* Start Entries provided *

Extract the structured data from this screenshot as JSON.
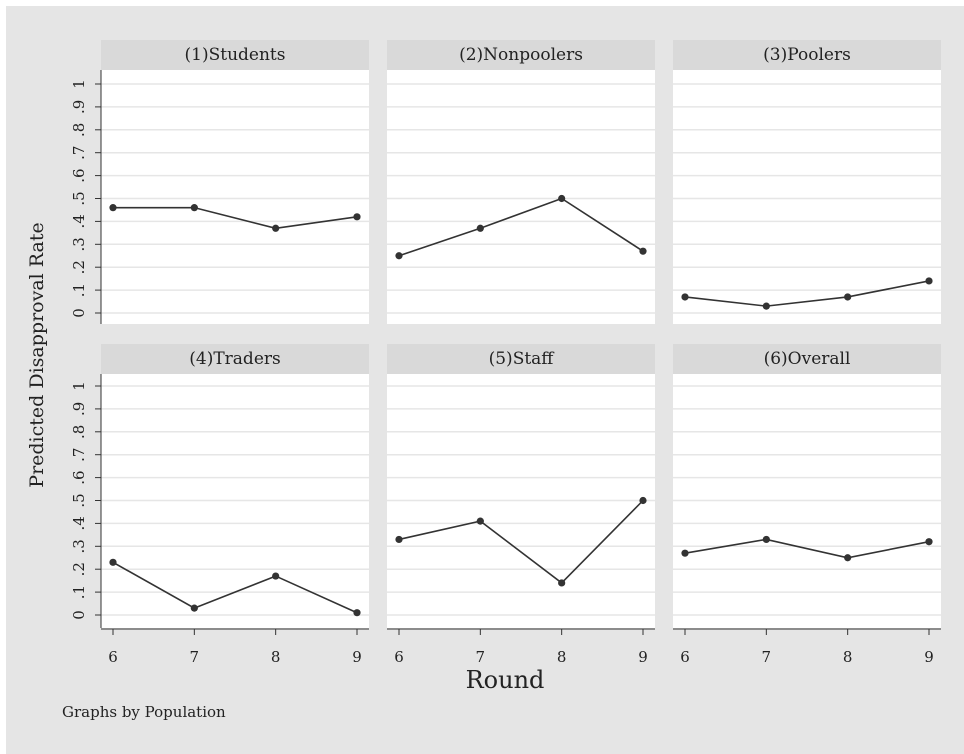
{
  "chart_data": {
    "type": "line",
    "ylabel": "Predicted Disapproval Rate",
    "xlabel": "Round",
    "note": "Graphs by Population",
    "x": [
      6,
      7,
      8,
      9
    ],
    "xticks": [
      "6",
      "7",
      "8",
      "9"
    ],
    "yticks": [
      "0",
      ".1",
      ".2",
      ".3",
      ".4",
      ".5",
      ".6",
      ".7",
      ".8",
      ".9",
      "1"
    ],
    "ylim": [
      0,
      1
    ],
    "grid": true,
    "panels": [
      {
        "title": "(1)Students",
        "values": [
          0.46,
          0.46,
          0.37,
          0.42
        ]
      },
      {
        "title": "(2)Nonpoolers",
        "values": [
          0.25,
          0.37,
          0.5,
          0.27
        ]
      },
      {
        "title": "(3)Poolers",
        "values": [
          0.07,
          0.03,
          0.07,
          0.14
        ]
      },
      {
        "title": "(4)Traders",
        "values": [
          0.23,
          0.03,
          0.17,
          0.01
        ]
      },
      {
        "title": "(5)Staff",
        "values": [
          0.33,
          0.41,
          0.14,
          0.5
        ]
      },
      {
        "title": "(6)Overall",
        "values": [
          0.27,
          0.33,
          0.25,
          0.32
        ]
      }
    ]
  }
}
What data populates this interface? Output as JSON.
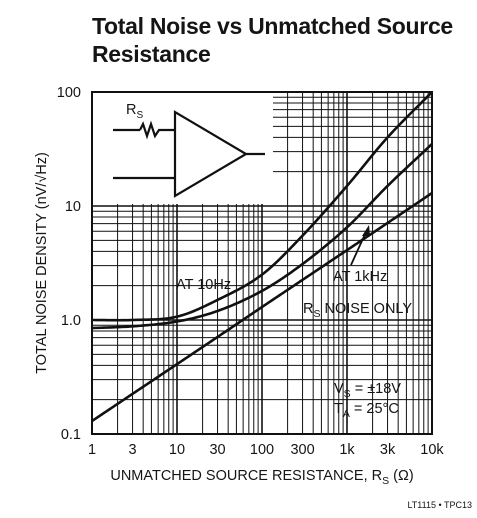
{
  "title_line1": "Total Noise vs Unmatched Source",
  "title_line2": "Resistance",
  "footer": "LT1115 • TPC13",
  "chart_data": {
    "type": "line",
    "xscale": "log",
    "yscale": "log",
    "xlim": [
      1,
      10000
    ],
    "ylim": [
      0.1,
      100
    ],
    "xticks": [
      1,
      3,
      10,
      30,
      100,
      300,
      1000,
      3000,
      10000
    ],
    "xtick_labels": [
      "1",
      "3",
      "10",
      "30",
      "100",
      "300",
      "1k",
      "3k",
      "10k"
    ],
    "yticks": [
      0.1,
      1,
      10,
      100
    ],
    "ytick_labels": [
      "0.1",
      "1.0",
      "10",
      "100"
    ],
    "grid": true,
    "xlabel": {
      "main": "UNMATCHED SOURCE RESISTANCE, R",
      "sub": "S",
      "unit": " (Ω)"
    },
    "ylabel": "TOTAL NOISE DENSITY (nV/√Hz)",
    "series": [
      {
        "name": "AT 10Hz",
        "x": [
          1,
          3,
          10,
          30,
          100,
          300,
          1000,
          3000,
          10000
        ],
        "y": [
          1.0,
          1.0,
          1.07,
          1.5,
          2.5,
          5.5,
          15,
          40,
          100
        ]
      },
      {
        "name": "AT 1kHz",
        "x": [
          1,
          3,
          10,
          30,
          100,
          300,
          1000,
          3000,
          10000
        ],
        "y": [
          0.85,
          0.88,
          0.97,
          1.2,
          1.8,
          3.1,
          6.5,
          15,
          35
        ]
      },
      {
        "name": "RS NOISE ONLY",
        "x": [
          1,
          3,
          10,
          30,
          100,
          300,
          1000,
          3000,
          10000
        ],
        "y": [
          0.13,
          0.225,
          0.41,
          0.71,
          1.3,
          2.25,
          4.1,
          7.1,
          13
        ]
      }
    ],
    "annotations": {
      "at10hz": "AT 10Hz",
      "at1khz": "AT 1kHz",
      "rs_main": "R",
      "rs_sub": "S",
      "rs_rest": " NOISE ONLY",
      "vs": "V",
      "vs_sub": "S",
      "vs_rest": " = ±18V",
      "ta": "T",
      "ta_sub": "A",
      "ta_rest": " = 25°C"
    },
    "inset_label_main": "R",
    "inset_label_sub": "S"
  }
}
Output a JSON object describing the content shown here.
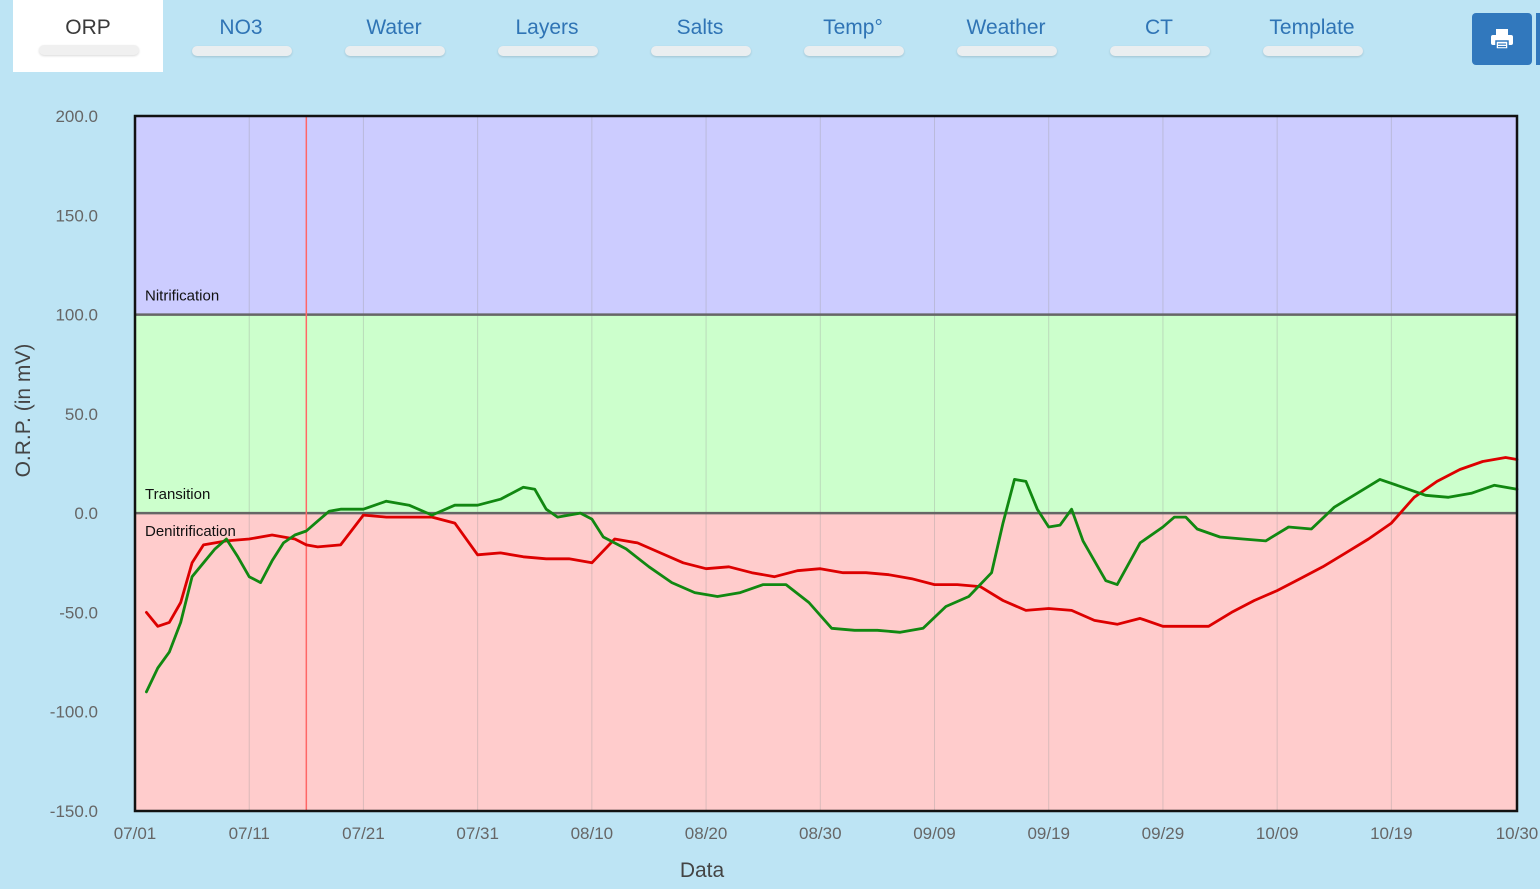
{
  "tabs": [
    {
      "label": "ORP",
      "active": true
    },
    {
      "label": "NO3",
      "active": false
    },
    {
      "label": "Water",
      "active": false
    },
    {
      "label": "Layers",
      "active": false
    },
    {
      "label": "Salts",
      "active": false
    },
    {
      "label": "Temp°",
      "active": false
    },
    {
      "label": "Weather",
      "active": false
    },
    {
      "label": "CT",
      "active": false
    },
    {
      "label": "Template",
      "active": false
    }
  ],
  "toolbar": {
    "print_icon": "printer-icon"
  },
  "colors": {
    "background": "#bde4f4",
    "accent": "#3178bd",
    "nitrification_zone": "#ccccff",
    "transition_zone": "#ccffcc",
    "denitrification_zone": "#ffcccc",
    "series_red": "#dd0000",
    "series_green": "#118811",
    "series_dark": "#3a4d12",
    "marker_line": "#ff6666"
  },
  "chart_data": {
    "type": "line",
    "xlabel": "Data",
    "ylabel": "O.R.P. (in mV)",
    "ylim": [
      -150,
      200
    ],
    "y_ticks": [
      "200.0",
      "150.0",
      "100.0",
      "50.0",
      "0.0",
      "-50.0",
      "-100.0",
      "-150.0"
    ],
    "x_range": [
      "07/01",
      "10/30"
    ],
    "x_tick_labels": [
      "07/01",
      "07/11",
      "07/21",
      "07/31",
      "08/10",
      "08/20",
      "08/30",
      "09/09",
      "09/19",
      "09/29",
      "10/09",
      "10/19",
      "10/30"
    ],
    "grid": "vertical",
    "zones": [
      {
        "label": "Nitrification",
        "from": 100,
        "to": 200
      },
      {
        "label": "Transition",
        "from": 0,
        "to": 100
      },
      {
        "label": "Denitrification",
        "from": -150,
        "to": 0
      }
    ],
    "marker_date": "07/16",
    "series": [
      {
        "color": "#dd0000",
        "points": [
          [
            "07/02",
            -50
          ],
          [
            "07/03",
            -57
          ],
          [
            "07/04",
            -55
          ],
          [
            "07/05",
            -45
          ],
          [
            "07/06",
            -25
          ],
          [
            "07/07",
            -16
          ],
          [
            "07/09",
            -14
          ],
          [
            "07/11",
            -13
          ],
          [
            "07/13",
            -11
          ],
          [
            "07/15",
            -13
          ],
          [
            "07/16",
            -16
          ],
          [
            "07/17",
            -17
          ],
          [
            "07/19",
            -16
          ],
          [
            "07/21",
            -1
          ],
          [
            "07/23",
            -2
          ],
          [
            "07/25",
            -2
          ],
          [
            "07/27",
            -2
          ],
          [
            "07/29",
            -5
          ],
          [
            "07/31",
            -21
          ],
          [
            "08/02",
            -20
          ],
          [
            "08/04",
            -22
          ],
          [
            "08/06",
            -23
          ],
          [
            "08/08",
            -23
          ],
          [
            "08/10",
            -25
          ],
          [
            "08/12",
            -13
          ],
          [
            "08/14",
            -15
          ],
          [
            "08/16",
            -20
          ],
          [
            "08/18",
            -25
          ],
          [
            "08/20",
            -28
          ],
          [
            "08/22",
            -27
          ],
          [
            "08/24",
            -30
          ],
          [
            "08/26",
            -32
          ],
          [
            "08/28",
            -29
          ],
          [
            "08/30",
            -28
          ],
          [
            "09/01",
            -30
          ],
          [
            "09/03",
            -30
          ],
          [
            "09/05",
            -31
          ],
          [
            "09/07",
            -33
          ],
          [
            "09/09",
            -36
          ],
          [
            "09/11",
            -36
          ],
          [
            "09/13",
            -37
          ],
          [
            "09/15",
            -44
          ],
          [
            "09/17",
            -49
          ],
          [
            "09/19",
            -48
          ],
          [
            "09/21",
            -49
          ],
          [
            "09/23",
            -54
          ],
          [
            "09/25",
            -56
          ],
          [
            "09/27",
            -53
          ],
          [
            "09/29",
            -57
          ],
          [
            "10/01",
            -57
          ],
          [
            "10/03",
            -57
          ],
          [
            "10/05",
            -50
          ],
          [
            "10/07",
            -44
          ],
          [
            "10/09",
            -39
          ],
          [
            "10/11",
            -33
          ],
          [
            "10/13",
            -27
          ],
          [
            "10/15",
            -20
          ],
          [
            "10/17",
            -13
          ],
          [
            "10/19",
            -5
          ],
          [
            "10/21",
            8
          ],
          [
            "10/23",
            16
          ],
          [
            "10/25",
            22
          ],
          [
            "10/27",
            26
          ],
          [
            "10/29",
            28
          ],
          [
            "10/30",
            27
          ]
        ]
      },
      {
        "color": "#118811",
        "points": [
          [
            "07/02",
            -90
          ],
          [
            "07/03",
            -78
          ],
          [
            "07/04",
            -70
          ],
          [
            "07/05",
            -55
          ],
          [
            "07/06",
            -32
          ],
          [
            "07/07",
            -25
          ],
          [
            "07/08",
            -18
          ],
          [
            "07/09",
            -13
          ],
          [
            "07/10",
            -22
          ],
          [
            "07/11",
            -32
          ],
          [
            "07/12",
            -35
          ],
          [
            "07/13",
            -24
          ],
          [
            "07/14",
            -15
          ],
          [
            "07/15",
            -11
          ],
          [
            "07/16",
            -9
          ],
          [
            "07/17",
            -4
          ],
          [
            "07/18",
            1
          ],
          [
            "07/19",
            2
          ],
          [
            "07/21",
            2
          ],
          [
            "07/23",
            6
          ],
          [
            "07/25",
            4
          ],
          [
            "07/27",
            -1
          ],
          [
            "07/29",
            4
          ],
          [
            "07/31",
            4
          ],
          [
            "08/02",
            7
          ],
          [
            "08/04",
            13
          ],
          [
            "08/05",
            12
          ],
          [
            "08/06",
            2
          ],
          [
            "08/07",
            -2
          ],
          [
            "08/09",
            0
          ],
          [
            "08/10",
            -3
          ],
          [
            "08/11",
            -12
          ],
          [
            "08/13",
            -18
          ],
          [
            "08/15",
            -27
          ],
          [
            "08/17",
            -35
          ],
          [
            "08/19",
            -40
          ],
          [
            "08/21",
            -42
          ],
          [
            "08/23",
            -40
          ],
          [
            "08/25",
            -36
          ],
          [
            "08/27",
            -36
          ],
          [
            "08/29",
            -45
          ],
          [
            "08/31",
            -58
          ],
          [
            "09/02",
            -59
          ],
          [
            "09/04",
            -59
          ],
          [
            "09/06",
            -60
          ],
          [
            "09/08",
            -58
          ],
          [
            "09/10",
            -47
          ],
          [
            "09/12",
            -42
          ],
          [
            "09/14",
            -30
          ],
          [
            "09/15",
            -5
          ],
          [
            "09/16",
            17
          ],
          [
            "09/17",
            16
          ],
          [
            "09/18",
            2
          ],
          [
            "09/19",
            -7
          ],
          [
            "09/20",
            -6
          ],
          [
            "09/21",
            2
          ],
          [
            "09/22",
            -14
          ],
          [
            "09/24",
            -34
          ],
          [
            "09/25",
            -36
          ],
          [
            "09/27",
            -15
          ],
          [
            "09/29",
            -7
          ],
          [
            "09/30",
            -2
          ],
          [
            "10/01",
            -2
          ],
          [
            "10/02",
            -8
          ],
          [
            "10/04",
            -12
          ],
          [
            "10/06",
            -13
          ],
          [
            "10/08",
            -14
          ],
          [
            "10/10",
            -7
          ],
          [
            "10/12",
            -8
          ],
          [
            "10/14",
            3
          ],
          [
            "10/16",
            10
          ],
          [
            "10/18",
            17
          ],
          [
            "10/20",
            13
          ],
          [
            "10/22",
            9
          ],
          [
            "10/24",
            8
          ],
          [
            "10/26",
            10
          ],
          [
            "10/28",
            14
          ],
          [
            "10/30",
            12
          ]
        ]
      }
    ]
  }
}
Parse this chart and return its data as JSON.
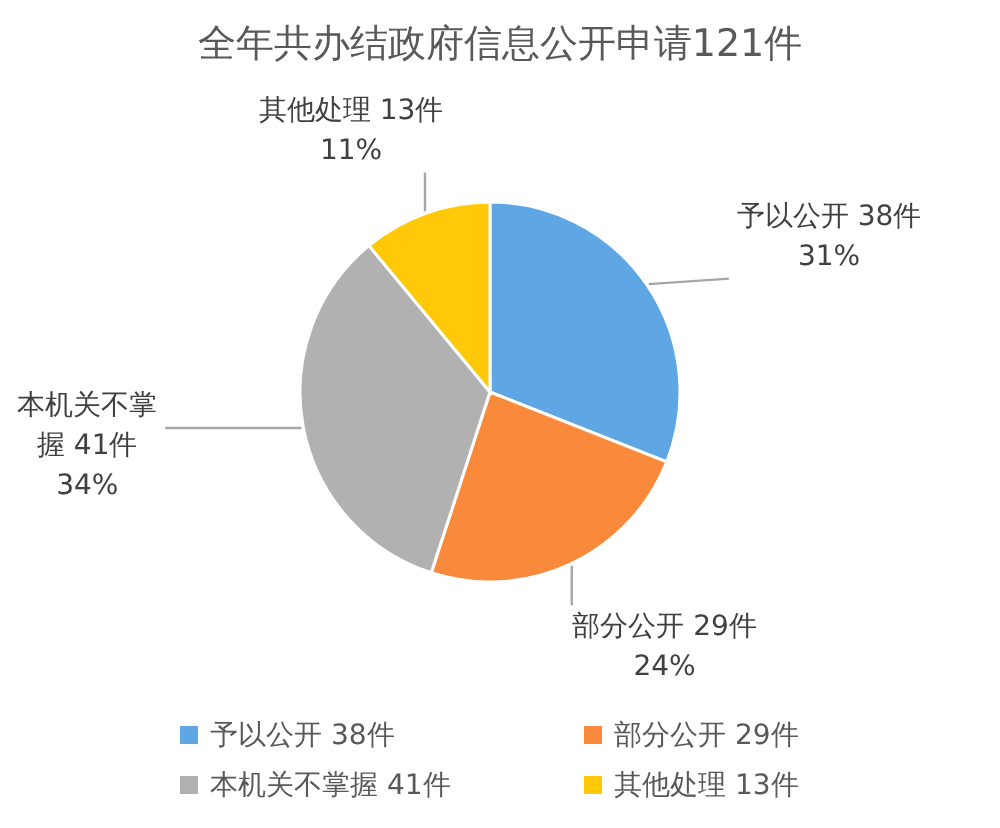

* End Entries provided *

Count every line of the records that holds the string "JSON". Write only the total.

4